● **Your objective**: Copy out every line of the records below, reproducing each one character for character.

● **Data lines**:

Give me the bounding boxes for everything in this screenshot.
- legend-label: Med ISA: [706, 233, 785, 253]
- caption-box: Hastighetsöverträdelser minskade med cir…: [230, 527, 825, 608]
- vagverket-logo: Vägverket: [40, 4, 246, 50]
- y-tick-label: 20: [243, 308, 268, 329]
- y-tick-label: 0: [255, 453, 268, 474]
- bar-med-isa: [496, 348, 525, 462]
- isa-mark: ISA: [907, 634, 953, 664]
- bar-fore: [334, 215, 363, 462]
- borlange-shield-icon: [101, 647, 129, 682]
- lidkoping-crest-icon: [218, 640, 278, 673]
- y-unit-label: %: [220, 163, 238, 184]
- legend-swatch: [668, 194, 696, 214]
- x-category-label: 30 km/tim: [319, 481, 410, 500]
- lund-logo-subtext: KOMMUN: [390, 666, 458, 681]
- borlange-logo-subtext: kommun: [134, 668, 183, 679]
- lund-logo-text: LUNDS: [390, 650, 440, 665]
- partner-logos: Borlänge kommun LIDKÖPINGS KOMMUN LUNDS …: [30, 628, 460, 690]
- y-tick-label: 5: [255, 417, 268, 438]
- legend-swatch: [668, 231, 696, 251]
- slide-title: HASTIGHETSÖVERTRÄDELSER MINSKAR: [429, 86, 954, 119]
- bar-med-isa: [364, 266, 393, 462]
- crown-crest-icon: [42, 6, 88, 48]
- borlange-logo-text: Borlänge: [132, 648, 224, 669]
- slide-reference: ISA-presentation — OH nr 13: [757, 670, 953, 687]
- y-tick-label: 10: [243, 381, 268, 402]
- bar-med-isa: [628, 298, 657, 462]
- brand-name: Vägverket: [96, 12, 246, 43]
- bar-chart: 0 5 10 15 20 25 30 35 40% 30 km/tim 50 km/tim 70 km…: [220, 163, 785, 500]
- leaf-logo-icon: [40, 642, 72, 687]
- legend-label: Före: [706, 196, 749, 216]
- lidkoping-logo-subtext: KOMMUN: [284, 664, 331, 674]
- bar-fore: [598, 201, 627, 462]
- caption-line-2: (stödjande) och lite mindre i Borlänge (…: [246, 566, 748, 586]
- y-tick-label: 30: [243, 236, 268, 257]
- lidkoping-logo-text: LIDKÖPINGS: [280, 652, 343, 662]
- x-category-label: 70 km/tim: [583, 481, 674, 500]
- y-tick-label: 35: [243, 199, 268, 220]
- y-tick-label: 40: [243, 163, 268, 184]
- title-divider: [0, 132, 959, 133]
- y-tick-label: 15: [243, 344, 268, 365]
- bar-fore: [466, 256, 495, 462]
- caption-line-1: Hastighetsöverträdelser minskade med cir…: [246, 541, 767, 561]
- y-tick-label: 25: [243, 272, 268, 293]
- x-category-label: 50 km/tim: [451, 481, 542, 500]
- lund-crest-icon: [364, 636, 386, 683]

● **Finished exercise**:
Give me the bounding boxes for everything in this screenshot.
- legend-label: Med ISA: [706, 233, 785, 253]
- caption-box: Hastighetsöverträdelser minskade med cir…: [230, 527, 825, 608]
- vagverket-logo: Vägverket: [40, 4, 246, 50]
- y-tick-label: 20: [243, 308, 268, 329]
- y-tick-label: 0: [255, 453, 268, 474]
- bar-med-isa: [496, 348, 525, 462]
- isa-mark: ISA: [907, 634, 953, 664]
- bar-fore: [334, 215, 363, 462]
- borlange-shield-icon: [101, 647, 129, 682]
- lidkoping-crest-icon: [218, 640, 278, 673]
- y-unit-label: %: [220, 163, 238, 184]
- legend-swatch: [668, 194, 696, 214]
- x-category-label: 30 km/tim: [319, 481, 410, 500]
- lund-logo-subtext: KOMMUN: [390, 666, 458, 681]
- borlange-logo-subtext: kommun: [134, 668, 183, 679]
- lund-logo-text: LUNDS: [390, 650, 440, 665]
- partner-logos: Borlänge kommun LIDKÖPINGS KOMMUN LUNDS …: [30, 628, 460, 690]
- y-tick-label: 5: [255, 417, 268, 438]
- legend-swatch: [668, 231, 696, 251]
- slide-title: HASTIGHETSÖVERTRÄDELSER MINSKAR: [429, 86, 954, 119]
- bar-med-isa: [364, 266, 393, 462]
- crown-crest-icon: [42, 6, 88, 48]
- borlange-logo-text: Borlänge: [132, 648, 224, 669]
- slide-reference: ISA-presentation — OH nr 13: [757, 670, 953, 687]
- y-tick-label: 10: [243, 381, 268, 402]
- bar-med-isa: [628, 298, 657, 462]
- brand-name: Vägverket: [96, 12, 246, 43]
- bar-chart: 0 5 10 15 20 25 30 35 40% 30 km/tim 50 km/tim 70 km…: [220, 163, 785, 500]
- leaf-logo-icon: [40, 642, 72, 687]
- legend-label: Före: [706, 196, 749, 216]
- lidkoping-logo-subtext: KOMMUN: [284, 664, 331, 674]
- bar-fore: [598, 201, 627, 462]
- caption-line-2: (stödjande) och lite mindre i Borlänge (…: [246, 566, 748, 586]
- y-tick-label: 30: [243, 236, 268, 257]
- lidkoping-logo-text: LIDKÖPINGS: [280, 652, 343, 662]
- x-category-label: 70 km/tim: [583, 481, 674, 500]
- y-tick-label: 35: [243, 199, 268, 220]
- y-tick-label: 40: [243, 163, 268, 184]
- title-divider: [0, 132, 959, 133]
- y-tick-label: 15: [243, 344, 268, 365]
- bar-fore: [466, 256, 495, 462]
- caption-line-1: Hastighetsöverträdelser minskade med cir…: [246, 541, 767, 561]
- y-tick-label: 25: [243, 272, 268, 293]
- x-category-label: 50 km/tim: [451, 481, 542, 500]
- lund-crest-icon: [364, 636, 386, 683]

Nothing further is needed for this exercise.